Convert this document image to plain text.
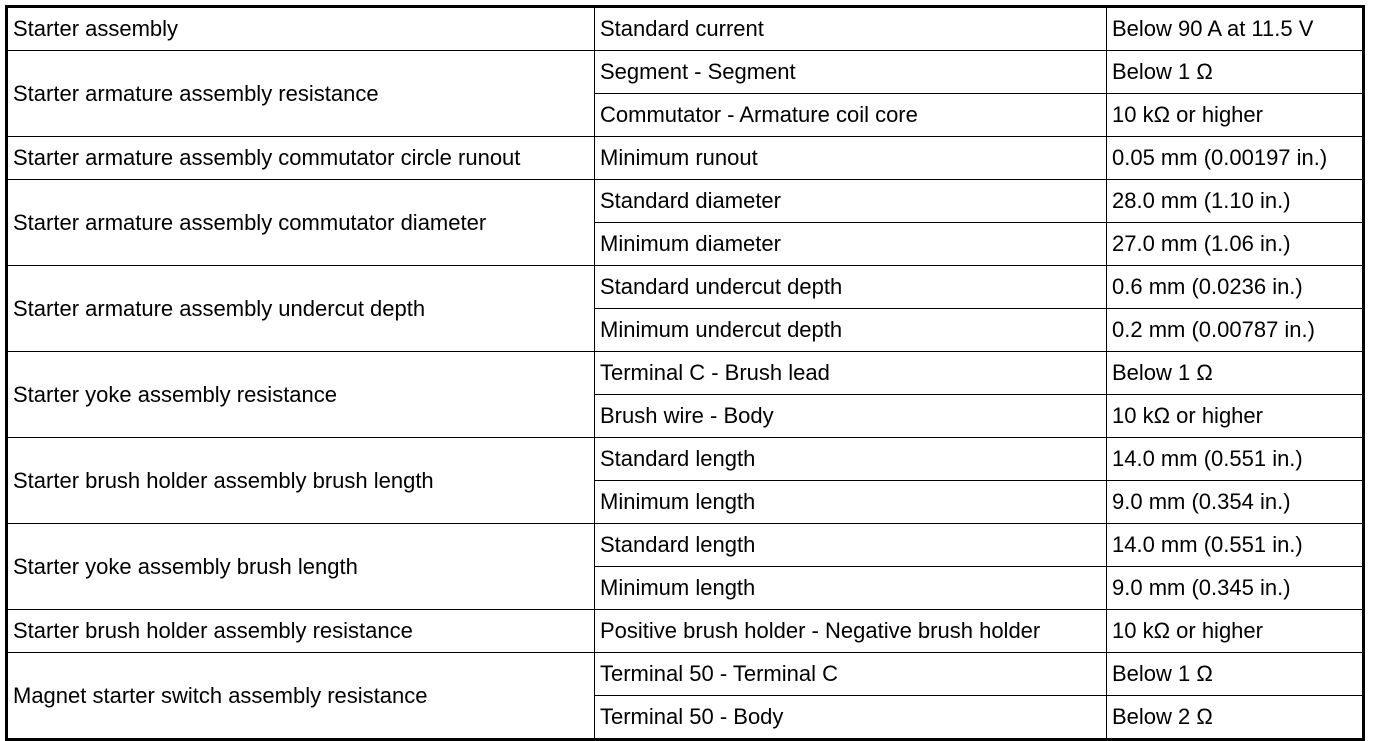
Starter assembly	Standard current	Below 90 A at 11.5 V
Starter armature assembly resistance	Segment - Segment	Below 1 Ω
	Commutator - Armature coil core	10 kΩ or higher
Starter armature assembly commutator circle runout	Minimum runout	0.05 mm (0.00197 in.)
Starter armature assembly commutator diameter	Standard diameter	28.0 mm (1.10 in.)
	Minimum diameter	27.0 mm (1.06 in.)
Starter armature assembly undercut depth	Standard undercut depth	0.6 mm (0.0236 in.)
	Minimum undercut depth	0.2 mm (0.00787 in.)
Starter yoke assembly resistance	Terminal C - Brush lead	Below 1 Ω
	Brush wire - Body	10 kΩ or higher
Starter brush holder assembly brush length	Standard length	14.0 mm (0.551 in.)
	Minimum length	9.0 mm (0.354 in.)
Starter yoke assembly brush length	Standard length	14.0 mm (0.551 in.)
	Minimum length	9.0 mm (0.345 in.)
Starter brush holder assembly resistance	Positive brush holder - Negative brush holder	10 kΩ or higher
Magnet starter switch assembly resistance	Terminal 50 - Terminal C	Below 1 Ω
	Terminal 50 - Body	Below 2 Ω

| EXERCISE |
Write out the records above once more, word for word, with no pictures.

| FINISHED EXERCISE |
Convert this document image to plain text.
Starter assembly	Standard current	Below 90 A at 11.5 V
Starter armature assembly resistance	Segment - Segment	Below 1 Ω
	Commutator - Armature coil core	10 kΩ or higher
Starter armature assembly commutator circle runout	Minimum runout	0.05 mm (0.00197 in.)
Starter armature assembly commutator diameter	Standard diameter	28.0 mm (1.10 in.)
	Minimum diameter	27.0 mm (1.06 in.)
Starter armature assembly undercut depth	Standard undercut depth	0.6 mm (0.0236 in.)
	Minimum undercut depth	0.2 mm (0.00787 in.)
Starter yoke assembly resistance	Terminal C - Brush lead	Below 1 Ω
	Brush wire - Body	10 kΩ or higher
Starter brush holder assembly brush length	Standard length	14.0 mm (0.551 in.)
	Minimum length	9.0 mm (0.354 in.)
Starter yoke assembly brush length	Standard length	14.0 mm (0.551 in.)
	Minimum length	9.0 mm (0.345 in.)
Starter brush holder assembly resistance	Positive brush holder - Negative brush holder	10 kΩ or higher
Magnet starter switch assembly resistance	Terminal 50 - Terminal C	Below 1 Ω
	Terminal 50 - Body	Below 2 Ω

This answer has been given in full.